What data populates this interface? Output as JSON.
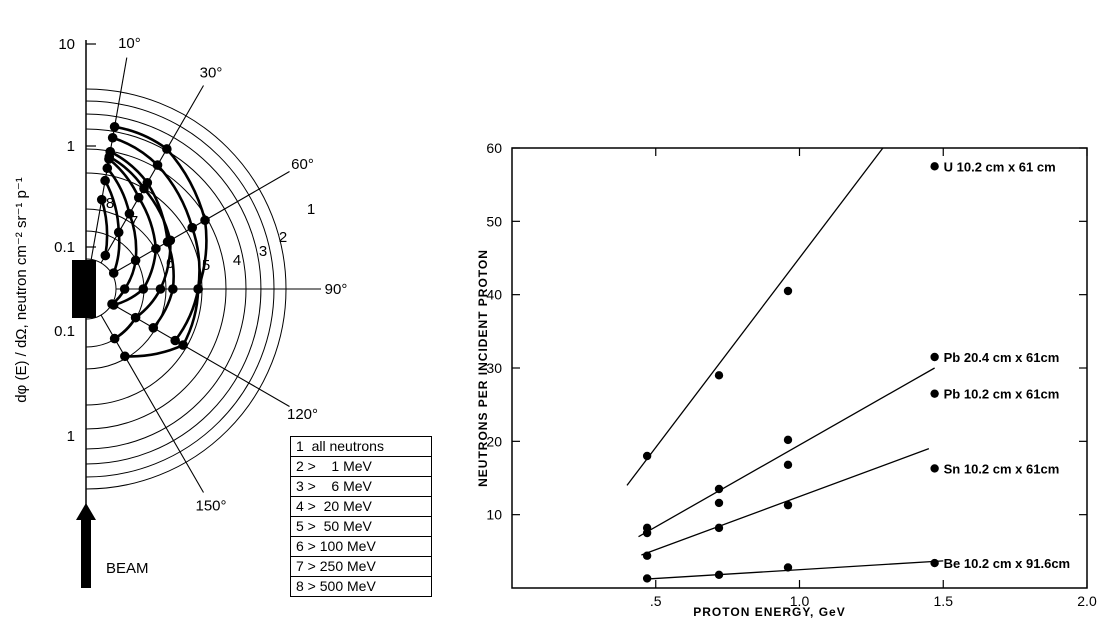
{
  "chart_data": [
    {
      "type": "polar",
      "ylabel": "dφ (E) / dΩ,  neutron cm⁻² sr⁻¹ p⁻¹",
      "radial_scale": "log",
      "radial_ticks_upper": [
        "10",
        "1",
        "0.1"
      ],
      "radial_ticks_lower": [
        "0.1",
        "1"
      ],
      "angle_labels": [
        "10°",
        "30°",
        "60°",
        "90°",
        "120°",
        "150°"
      ],
      "angles_deg": [
        10,
        30,
        60,
        90,
        120,
        150
      ],
      "beam_label": "BEAM",
      "curve_labels": [
        "1",
        "2",
        "3",
        "4",
        "5",
        "6",
        "7",
        "8"
      ],
      "legend": [
        "1  all neutrons",
        "2 >    1 MeV",
        "3 >    6 MeV",
        "4 >  20 MeV",
        "5 >  50 MeV",
        "6 > 100 MeV",
        "7 > 250 MeV",
        "8 > 500 MeV"
      ],
      "series": [
        {
          "name": "1",
          "values": [
            3.8,
            3.5,
            1.8,
            0.9,
            0.9,
            0.35
          ]
        },
        {
          "name": "2",
          "values": [
            2.8,
            2.1,
            1.2,
            0.9,
            0.7,
            null
          ]
        },
        {
          "name": "3",
          "values": [
            1.9,
            1.2,
            0.55,
            0.45,
            0.35,
            null
          ]
        },
        {
          "name": "4",
          "values": [
            1.65,
            1.0,
            0.6,
            0.32,
            0.2,
            0.2
          ]
        },
        {
          "name": "5",
          "values": [
            1.55,
            0.75,
            0.38,
            0.2,
            0.1,
            null
          ]
        },
        {
          "name": "6",
          "values": [
            1.2,
            0.45,
            0.2,
            0.12,
            0.05,
            null
          ]
        },
        {
          "name": "7",
          "values": [
            0.85,
            0.25,
            0.1,
            null,
            null,
            null
          ]
        },
        {
          "name": "8",
          "values": [
            0.5,
            0.12,
            null,
            null,
            null,
            null
          ]
        }
      ]
    },
    {
      "type": "scatter",
      "xlabel": "PROTON ENERGY,  GeV",
      "ylabel": "NEUTRONS  PER  INCIDENT  PROTON",
      "xlim": [
        0,
        2.0
      ],
      "ylim": [
        0,
        60
      ],
      "x_tick_labels": [
        ".5",
        "1.0",
        "1.5",
        "2.0"
      ],
      "y_tick_labels": [
        "10",
        "20",
        "30",
        "40",
        "50",
        "60"
      ],
      "series": [
        {
          "name": "U  10.2 cm  x  61 cm",
          "x": [
            0.47,
            0.72,
            0.96
          ],
          "y": [
            18.0,
            29.0,
            40.5
          ],
          "fit": [
            [
              0.4,
              14
            ],
            [
              1.29,
              60
            ]
          ]
        },
        {
          "name": "Pb  20.4 cm  x  61cm",
          "x": [
            0.47,
            0.72,
            0.96
          ],
          "y": [
            8.2,
            13.5,
            20.2
          ]
        },
        {
          "name": "Pb  10.2 cm  x  61cm",
          "x": [
            0.47,
            0.72,
            0.96
          ],
          "y": [
            7.5,
            11.6,
            16.8
          ],
          "fit": [
            [
              0.44,
              7
            ],
            [
              1.47,
              30
            ]
          ]
        },
        {
          "name": "Sn  10.2 cm  x  61cm",
          "x": [
            0.47,
            0.72,
            0.96
          ],
          "y": [
            4.4,
            8.2,
            11.3
          ],
          "fit": [
            [
              0.45,
              4.5
            ],
            [
              1.45,
              19
            ]
          ]
        },
        {
          "name": "Be  10.2 cm  x  91.6cm",
          "x": [
            0.47,
            0.72,
            0.96
          ],
          "y": [
            1.3,
            1.8,
            2.8
          ],
          "fit": [
            [
              0.46,
              1.2
            ],
            [
              1.5,
              3.7
            ]
          ]
        }
      ]
    }
  ]
}
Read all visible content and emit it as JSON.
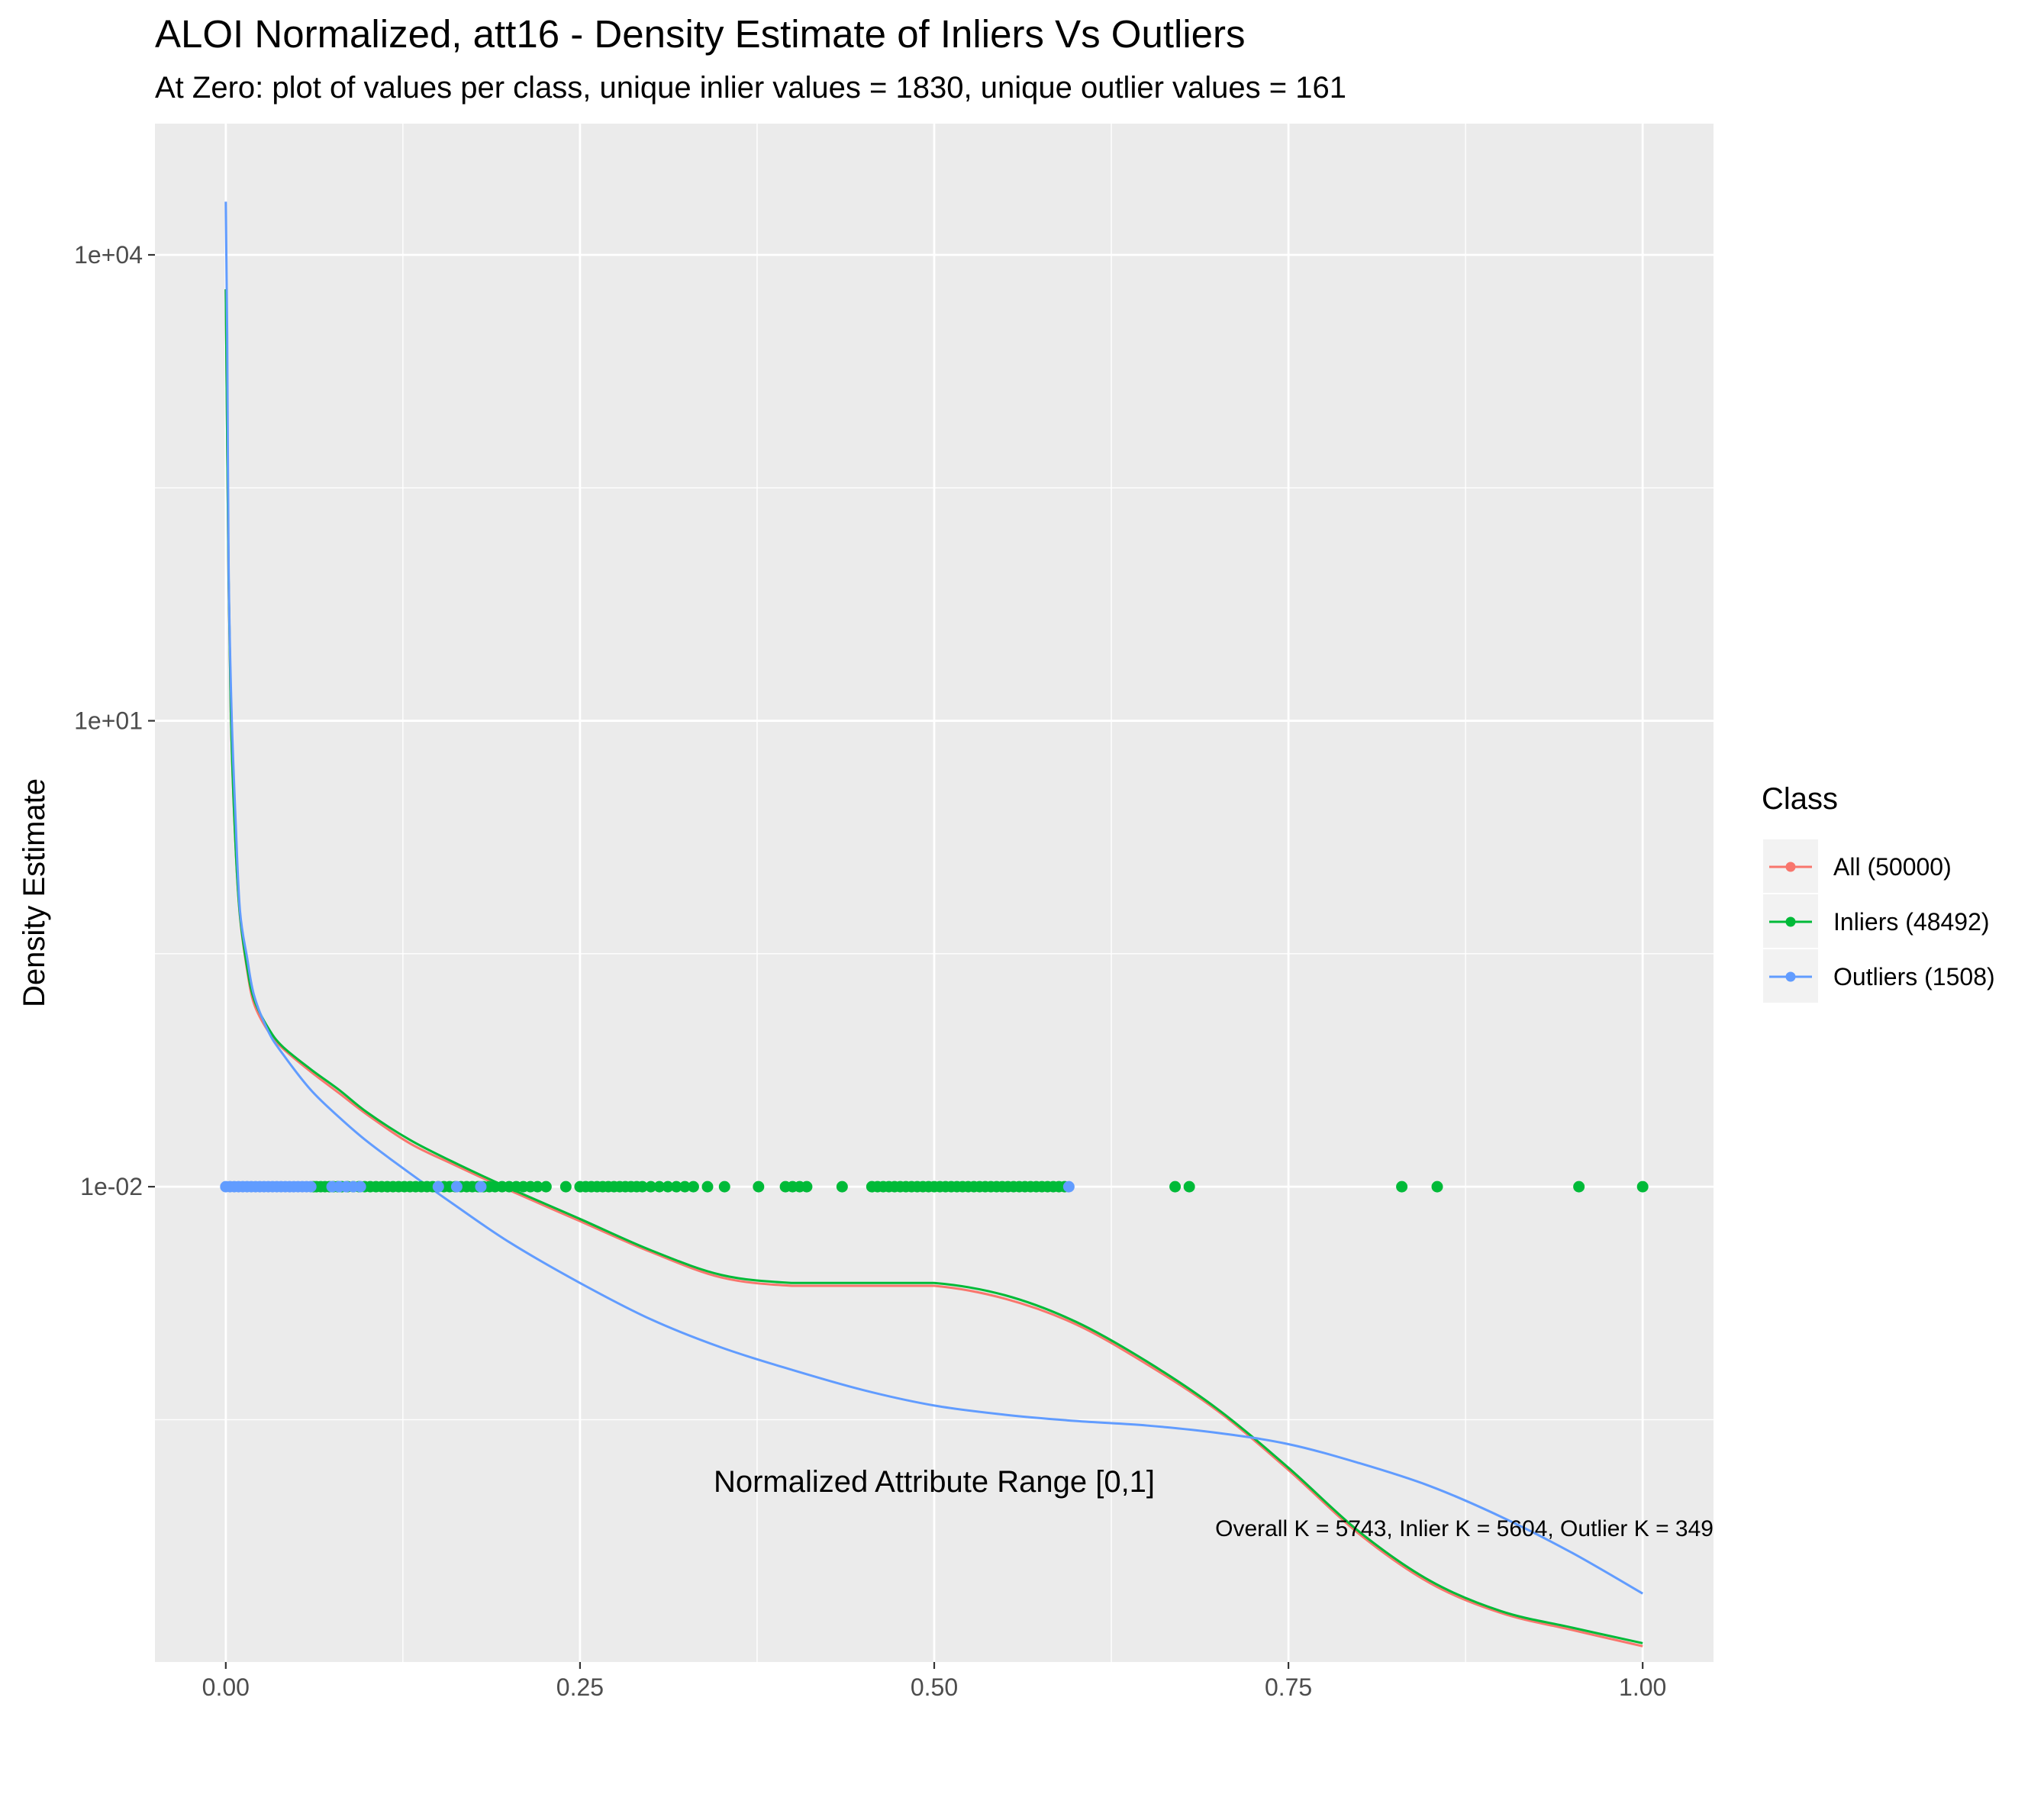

____

PROBLEM -> Copy all lines from the listing that contain "ylabel".

WRITTEN ANSWER ->
      "ylabel": "dφ (E) / dΩ,  neutron cm⁻² sr⁻¹ p⁻¹",
      "ylabel": "NEUTRONS  PER  INCIDENT  PROTON",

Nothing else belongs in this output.